(Records about charts and figures)

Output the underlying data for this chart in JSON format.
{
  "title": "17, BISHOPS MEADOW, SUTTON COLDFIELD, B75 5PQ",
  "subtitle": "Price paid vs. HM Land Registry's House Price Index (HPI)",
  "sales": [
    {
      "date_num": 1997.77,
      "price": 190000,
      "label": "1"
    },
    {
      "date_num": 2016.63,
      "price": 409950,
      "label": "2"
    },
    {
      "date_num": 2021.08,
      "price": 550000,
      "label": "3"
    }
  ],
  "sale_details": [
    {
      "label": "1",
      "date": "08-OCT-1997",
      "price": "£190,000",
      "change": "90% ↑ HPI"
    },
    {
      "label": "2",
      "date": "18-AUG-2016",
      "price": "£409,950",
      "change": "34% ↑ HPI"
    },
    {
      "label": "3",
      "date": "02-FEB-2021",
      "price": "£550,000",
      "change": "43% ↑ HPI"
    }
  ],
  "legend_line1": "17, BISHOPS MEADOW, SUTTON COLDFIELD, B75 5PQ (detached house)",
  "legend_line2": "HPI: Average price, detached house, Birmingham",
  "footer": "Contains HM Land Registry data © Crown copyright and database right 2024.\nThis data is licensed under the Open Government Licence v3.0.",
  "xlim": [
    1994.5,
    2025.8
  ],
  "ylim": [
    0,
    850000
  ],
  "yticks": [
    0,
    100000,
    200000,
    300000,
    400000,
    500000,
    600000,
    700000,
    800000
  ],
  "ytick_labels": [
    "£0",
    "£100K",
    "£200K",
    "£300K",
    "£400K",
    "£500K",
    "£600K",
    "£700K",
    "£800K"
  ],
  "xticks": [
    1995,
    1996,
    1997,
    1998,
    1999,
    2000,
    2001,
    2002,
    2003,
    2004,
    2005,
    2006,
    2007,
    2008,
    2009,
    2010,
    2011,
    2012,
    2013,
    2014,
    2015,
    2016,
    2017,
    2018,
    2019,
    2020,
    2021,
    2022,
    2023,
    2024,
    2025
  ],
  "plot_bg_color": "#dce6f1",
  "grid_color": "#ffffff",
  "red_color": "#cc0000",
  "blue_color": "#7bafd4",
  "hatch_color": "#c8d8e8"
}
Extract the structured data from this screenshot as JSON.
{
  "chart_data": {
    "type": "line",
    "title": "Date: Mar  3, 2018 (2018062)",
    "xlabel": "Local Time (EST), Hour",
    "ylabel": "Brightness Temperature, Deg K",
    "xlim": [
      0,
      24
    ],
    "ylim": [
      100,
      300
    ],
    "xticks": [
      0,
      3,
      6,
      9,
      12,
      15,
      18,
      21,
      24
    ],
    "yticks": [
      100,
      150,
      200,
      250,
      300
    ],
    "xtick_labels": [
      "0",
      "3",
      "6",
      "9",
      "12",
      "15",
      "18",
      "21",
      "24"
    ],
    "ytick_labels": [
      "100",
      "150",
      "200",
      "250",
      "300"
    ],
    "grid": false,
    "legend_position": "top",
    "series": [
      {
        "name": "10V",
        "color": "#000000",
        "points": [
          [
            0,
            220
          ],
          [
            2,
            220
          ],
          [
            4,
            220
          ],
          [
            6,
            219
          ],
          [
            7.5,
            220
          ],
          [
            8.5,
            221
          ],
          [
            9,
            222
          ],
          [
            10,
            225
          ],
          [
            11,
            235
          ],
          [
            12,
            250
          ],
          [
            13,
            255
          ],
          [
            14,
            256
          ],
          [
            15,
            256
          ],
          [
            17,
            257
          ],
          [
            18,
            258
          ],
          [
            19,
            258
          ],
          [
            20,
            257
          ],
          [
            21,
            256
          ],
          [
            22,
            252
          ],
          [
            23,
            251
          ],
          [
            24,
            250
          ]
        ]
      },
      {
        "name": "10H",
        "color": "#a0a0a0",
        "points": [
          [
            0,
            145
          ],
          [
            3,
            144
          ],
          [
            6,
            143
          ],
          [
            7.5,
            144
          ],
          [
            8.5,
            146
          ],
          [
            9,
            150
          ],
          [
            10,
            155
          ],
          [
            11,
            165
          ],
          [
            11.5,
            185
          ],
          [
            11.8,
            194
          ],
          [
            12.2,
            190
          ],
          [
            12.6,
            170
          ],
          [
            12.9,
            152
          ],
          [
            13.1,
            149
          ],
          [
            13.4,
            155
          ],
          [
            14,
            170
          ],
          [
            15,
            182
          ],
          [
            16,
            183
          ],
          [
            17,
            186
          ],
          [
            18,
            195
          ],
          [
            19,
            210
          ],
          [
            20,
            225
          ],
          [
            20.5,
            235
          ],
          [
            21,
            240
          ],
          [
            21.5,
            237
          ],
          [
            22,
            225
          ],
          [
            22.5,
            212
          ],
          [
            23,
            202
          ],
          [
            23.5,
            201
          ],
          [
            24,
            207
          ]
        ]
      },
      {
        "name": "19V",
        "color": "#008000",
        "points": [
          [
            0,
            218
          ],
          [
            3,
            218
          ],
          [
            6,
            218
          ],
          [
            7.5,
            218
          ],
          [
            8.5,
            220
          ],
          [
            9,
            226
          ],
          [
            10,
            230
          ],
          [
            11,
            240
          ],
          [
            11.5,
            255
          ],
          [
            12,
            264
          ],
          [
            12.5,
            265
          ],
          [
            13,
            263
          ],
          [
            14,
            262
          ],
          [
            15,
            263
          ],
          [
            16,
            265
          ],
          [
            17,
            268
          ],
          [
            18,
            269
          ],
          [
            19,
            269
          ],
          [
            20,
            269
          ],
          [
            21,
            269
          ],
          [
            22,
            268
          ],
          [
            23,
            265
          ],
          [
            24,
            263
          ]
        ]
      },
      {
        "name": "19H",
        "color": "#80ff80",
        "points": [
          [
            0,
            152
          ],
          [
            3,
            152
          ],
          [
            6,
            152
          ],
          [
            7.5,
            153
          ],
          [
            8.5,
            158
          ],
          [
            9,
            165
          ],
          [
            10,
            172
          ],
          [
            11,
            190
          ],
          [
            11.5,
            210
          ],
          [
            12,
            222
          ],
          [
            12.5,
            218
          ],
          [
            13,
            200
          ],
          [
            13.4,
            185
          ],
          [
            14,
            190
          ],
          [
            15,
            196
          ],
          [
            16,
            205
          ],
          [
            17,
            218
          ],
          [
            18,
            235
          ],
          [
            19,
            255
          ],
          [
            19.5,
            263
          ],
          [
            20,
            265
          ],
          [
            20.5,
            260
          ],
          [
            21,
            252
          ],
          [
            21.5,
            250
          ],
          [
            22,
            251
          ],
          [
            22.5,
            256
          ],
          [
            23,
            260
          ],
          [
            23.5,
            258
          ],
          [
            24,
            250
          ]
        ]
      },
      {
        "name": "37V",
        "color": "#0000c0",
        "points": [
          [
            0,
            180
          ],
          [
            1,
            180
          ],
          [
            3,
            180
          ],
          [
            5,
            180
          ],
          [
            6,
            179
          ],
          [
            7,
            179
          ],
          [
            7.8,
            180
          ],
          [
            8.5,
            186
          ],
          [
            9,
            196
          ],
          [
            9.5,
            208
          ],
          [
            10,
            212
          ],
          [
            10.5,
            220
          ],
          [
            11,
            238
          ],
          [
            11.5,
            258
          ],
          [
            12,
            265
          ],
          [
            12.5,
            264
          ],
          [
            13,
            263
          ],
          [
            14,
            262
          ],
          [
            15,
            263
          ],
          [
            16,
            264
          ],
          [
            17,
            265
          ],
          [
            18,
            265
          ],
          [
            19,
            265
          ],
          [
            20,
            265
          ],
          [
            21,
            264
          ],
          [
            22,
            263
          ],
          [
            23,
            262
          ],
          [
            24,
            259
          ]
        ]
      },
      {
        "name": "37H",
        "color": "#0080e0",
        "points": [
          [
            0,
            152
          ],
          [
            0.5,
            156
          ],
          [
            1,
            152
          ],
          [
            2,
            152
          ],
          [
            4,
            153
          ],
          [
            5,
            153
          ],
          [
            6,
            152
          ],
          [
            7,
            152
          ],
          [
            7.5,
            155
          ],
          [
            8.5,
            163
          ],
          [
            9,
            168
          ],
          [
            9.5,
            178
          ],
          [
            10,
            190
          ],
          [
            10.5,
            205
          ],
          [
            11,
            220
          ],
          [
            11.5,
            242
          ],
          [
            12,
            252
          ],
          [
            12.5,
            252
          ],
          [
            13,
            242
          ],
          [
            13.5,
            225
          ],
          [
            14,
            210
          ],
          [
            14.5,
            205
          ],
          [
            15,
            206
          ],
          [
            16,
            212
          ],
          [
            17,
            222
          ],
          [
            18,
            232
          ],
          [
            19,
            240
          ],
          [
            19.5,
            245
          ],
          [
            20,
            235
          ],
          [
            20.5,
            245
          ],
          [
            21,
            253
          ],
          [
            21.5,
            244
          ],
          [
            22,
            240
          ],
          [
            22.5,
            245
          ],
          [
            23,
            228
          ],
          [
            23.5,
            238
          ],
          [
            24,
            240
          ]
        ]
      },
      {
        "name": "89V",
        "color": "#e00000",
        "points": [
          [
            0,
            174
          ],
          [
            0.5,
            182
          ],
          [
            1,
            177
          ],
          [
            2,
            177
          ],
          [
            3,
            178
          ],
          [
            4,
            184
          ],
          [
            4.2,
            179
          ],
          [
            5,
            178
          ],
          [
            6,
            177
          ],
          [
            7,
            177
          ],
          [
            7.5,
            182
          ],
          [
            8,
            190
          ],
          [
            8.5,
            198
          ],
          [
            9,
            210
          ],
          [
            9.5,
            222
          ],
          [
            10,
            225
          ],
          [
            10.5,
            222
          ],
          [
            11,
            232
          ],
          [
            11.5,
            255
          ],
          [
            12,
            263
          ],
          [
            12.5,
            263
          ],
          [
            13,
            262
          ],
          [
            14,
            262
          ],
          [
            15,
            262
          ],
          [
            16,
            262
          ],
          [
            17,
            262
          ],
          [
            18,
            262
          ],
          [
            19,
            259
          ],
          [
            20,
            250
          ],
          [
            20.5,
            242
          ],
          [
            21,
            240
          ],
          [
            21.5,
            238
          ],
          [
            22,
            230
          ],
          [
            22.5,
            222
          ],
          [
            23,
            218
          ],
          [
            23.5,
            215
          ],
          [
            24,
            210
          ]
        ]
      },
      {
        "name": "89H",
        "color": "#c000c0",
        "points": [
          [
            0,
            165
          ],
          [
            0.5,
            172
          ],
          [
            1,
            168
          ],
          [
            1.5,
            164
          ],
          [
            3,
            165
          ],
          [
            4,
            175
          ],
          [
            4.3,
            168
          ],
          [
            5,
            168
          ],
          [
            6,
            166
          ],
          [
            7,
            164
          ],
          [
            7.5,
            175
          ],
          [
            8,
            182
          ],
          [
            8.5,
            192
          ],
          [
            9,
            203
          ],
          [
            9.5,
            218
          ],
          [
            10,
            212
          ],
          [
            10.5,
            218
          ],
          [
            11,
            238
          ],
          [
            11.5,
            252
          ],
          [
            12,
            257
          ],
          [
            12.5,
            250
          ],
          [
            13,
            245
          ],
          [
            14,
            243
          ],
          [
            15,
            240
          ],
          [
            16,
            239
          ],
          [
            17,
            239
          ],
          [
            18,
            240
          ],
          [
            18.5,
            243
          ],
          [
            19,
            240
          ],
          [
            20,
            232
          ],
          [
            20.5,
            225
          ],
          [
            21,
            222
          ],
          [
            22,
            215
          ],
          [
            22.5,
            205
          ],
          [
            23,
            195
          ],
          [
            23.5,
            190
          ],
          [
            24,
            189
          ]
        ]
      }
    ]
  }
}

The problem: Which lines include the word "COLDFIELD"? List them all.

Task answer:
  "title": "17, BISHOPS MEADOW, SUTTON COLDFIELD, B75 5PQ",
  "legend_line1": "17, BISHOPS MEADOW, SUTTON COLDFIELD, B75 5PQ (detached house)",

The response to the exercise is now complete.